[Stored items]
_ _ _ _ _

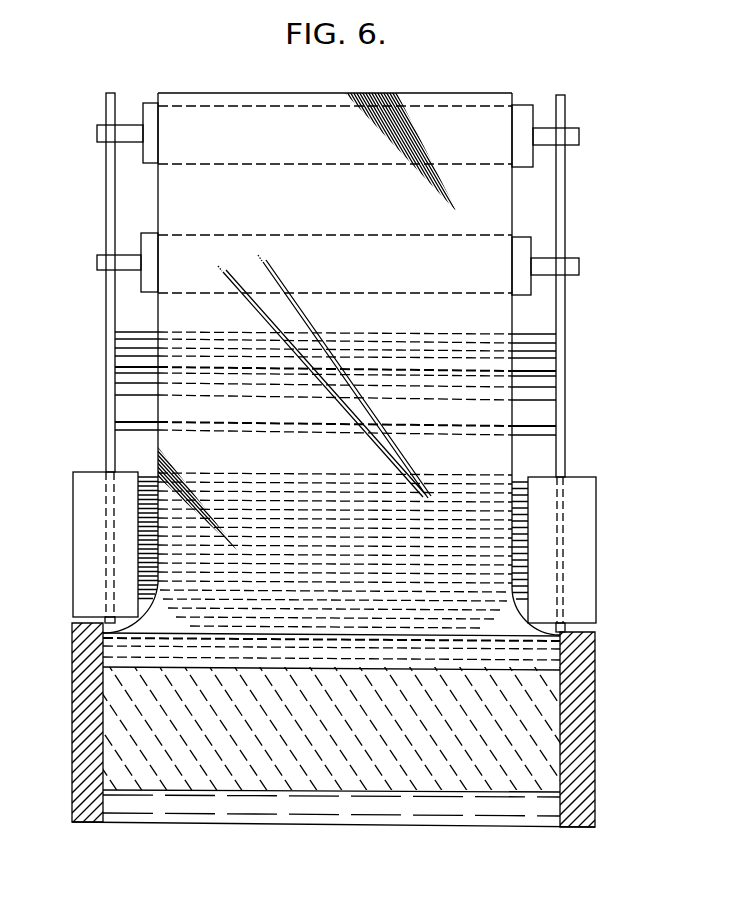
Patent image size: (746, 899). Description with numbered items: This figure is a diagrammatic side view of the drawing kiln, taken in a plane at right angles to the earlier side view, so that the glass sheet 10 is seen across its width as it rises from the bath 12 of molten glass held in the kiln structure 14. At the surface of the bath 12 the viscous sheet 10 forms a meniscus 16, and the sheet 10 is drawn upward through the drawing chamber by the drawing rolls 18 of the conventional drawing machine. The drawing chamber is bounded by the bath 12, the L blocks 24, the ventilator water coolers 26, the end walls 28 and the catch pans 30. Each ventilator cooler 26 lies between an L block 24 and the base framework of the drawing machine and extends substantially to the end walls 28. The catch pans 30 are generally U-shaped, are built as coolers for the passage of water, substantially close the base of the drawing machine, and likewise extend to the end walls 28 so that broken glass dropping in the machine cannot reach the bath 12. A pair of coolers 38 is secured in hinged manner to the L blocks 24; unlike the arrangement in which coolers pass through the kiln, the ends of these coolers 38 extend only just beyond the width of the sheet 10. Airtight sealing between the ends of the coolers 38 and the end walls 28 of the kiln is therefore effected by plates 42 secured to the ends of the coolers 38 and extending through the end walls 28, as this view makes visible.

The sheet of glass 10 is at (232, 112).
The bath of molten glass 12 is at (548, 655).
The base block 14 is at (537, 703).
The meniscus 16 is at (102, 624).
The drawing rolls 18 is at (150, 108).
The L blocks 24 is at (124, 457).
The ventilator water coolers 26 is at (122, 378).
The end walls 28 is at (108, 405).
The catch pans 30 is at (122, 360).
The coolers 38 is at (145, 540).
The plates 42 is at (83, 543).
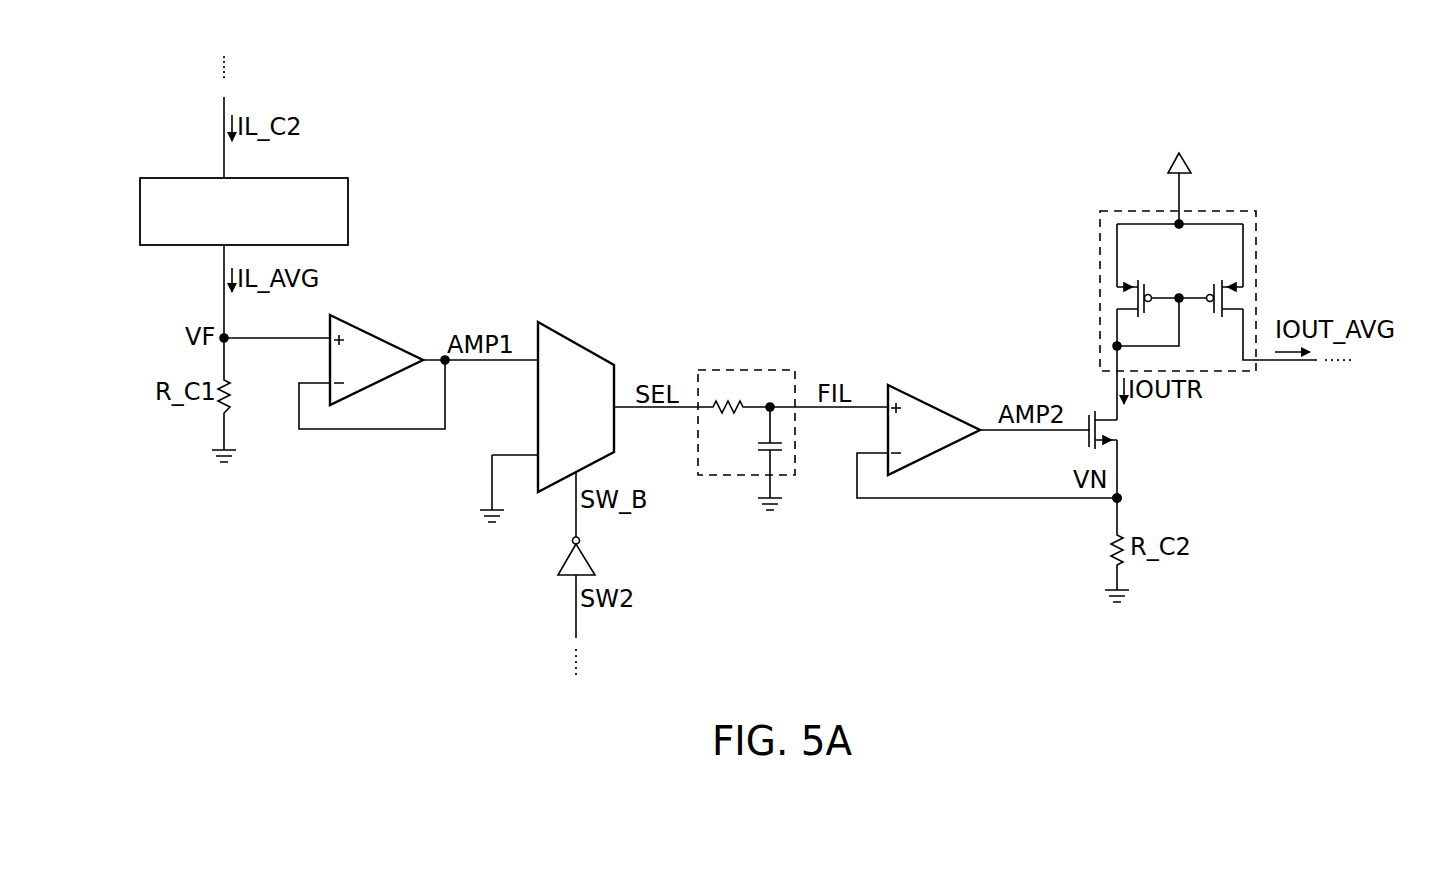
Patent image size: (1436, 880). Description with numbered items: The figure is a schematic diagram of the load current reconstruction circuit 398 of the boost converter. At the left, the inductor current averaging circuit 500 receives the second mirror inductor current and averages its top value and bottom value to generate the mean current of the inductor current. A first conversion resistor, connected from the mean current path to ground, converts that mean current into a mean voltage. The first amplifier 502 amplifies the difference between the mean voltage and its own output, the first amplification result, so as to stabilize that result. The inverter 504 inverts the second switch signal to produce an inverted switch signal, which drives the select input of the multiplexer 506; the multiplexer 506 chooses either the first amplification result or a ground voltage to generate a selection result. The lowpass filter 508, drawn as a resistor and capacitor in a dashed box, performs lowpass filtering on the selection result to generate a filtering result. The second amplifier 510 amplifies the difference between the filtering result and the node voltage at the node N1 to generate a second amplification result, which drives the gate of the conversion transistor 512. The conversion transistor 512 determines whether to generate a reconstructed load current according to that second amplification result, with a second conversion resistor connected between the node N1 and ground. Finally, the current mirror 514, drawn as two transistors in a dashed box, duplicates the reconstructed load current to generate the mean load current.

The load current reconstruction circuit 398 is at (1152, 68).
The inductor current averaging circuit 500 is at (190, 178).
The first amplifier 502 is at (376, 337).
The inverter 504 is at (586, 558).
The multiplexer 506 is at (578, 345).
The lowpass filter 508 is at (733, 368).
The second amplifier 510 is at (933, 403).
The conversion transistor 512 is at (1103, 413).
The current mirror 514 is at (1233, 210).
The node N1 is at (1121, 496).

_ _ _ _ _

- _WHAT IS REQUIRED_: Transcribe the lines verbatim, starting at the line that contains "Patent image size: (1436, 880)." and continuing through the last line of the items, with both ends included.

- _SOLUTION TO THIS EXERCISE_:
Patent image size: (1436, 880). Description with numbered items: The figure is a schematic diagram of the load current reconstruction circuit 398 of the boost converter. At the left, the inductor current averaging circuit 500 receives the second mirror inductor current and averages its top value and bottom value to generate the mean current of the inductor current. A first conversion resistor, connected from the mean current path to ground, converts that mean current into a mean voltage. The first amplifier 502 amplifies the difference between the mean voltage and its own output, the first amplification result, so as to stabilize that result. The inverter 504 inverts the second switch signal to produce an inverted switch signal, which drives the select input of the multiplexer 506; the multiplexer 506 chooses either the first amplification result or a ground voltage to generate a selection result. The lowpass filter 508, drawn as a resistor and capacitor in a dashed box, performs lowpass filtering on the selection result to generate a filtering result. The second amplifier 510 amplifies the difference between the filtering result and the node voltage at the node N1 to generate a second amplification result, which drives the gate of the conversion transistor 512. The conversion transistor 512 determines whether to generate a reconstructed load current according to that second amplification result, with a second conversion resistor connected between the node N1 and ground. Finally, the current mirror 514, drawn as two transistors in a dashed box, duplicates the reconstructed load current to generate the mean load current.

The load current reconstruction circuit 398 is at (1152, 68).
The inductor current averaging circuit 500 is at (190, 178).
The first amplifier 502 is at (376, 337).
The inverter 504 is at (586, 558).
The multiplexer 506 is at (578, 345).
The lowpass filter 508 is at (733, 368).
The second amplifier 510 is at (933, 403).
The conversion transistor 512 is at (1103, 413).
The current mirror 514 is at (1233, 210).
The node N1 is at (1121, 496).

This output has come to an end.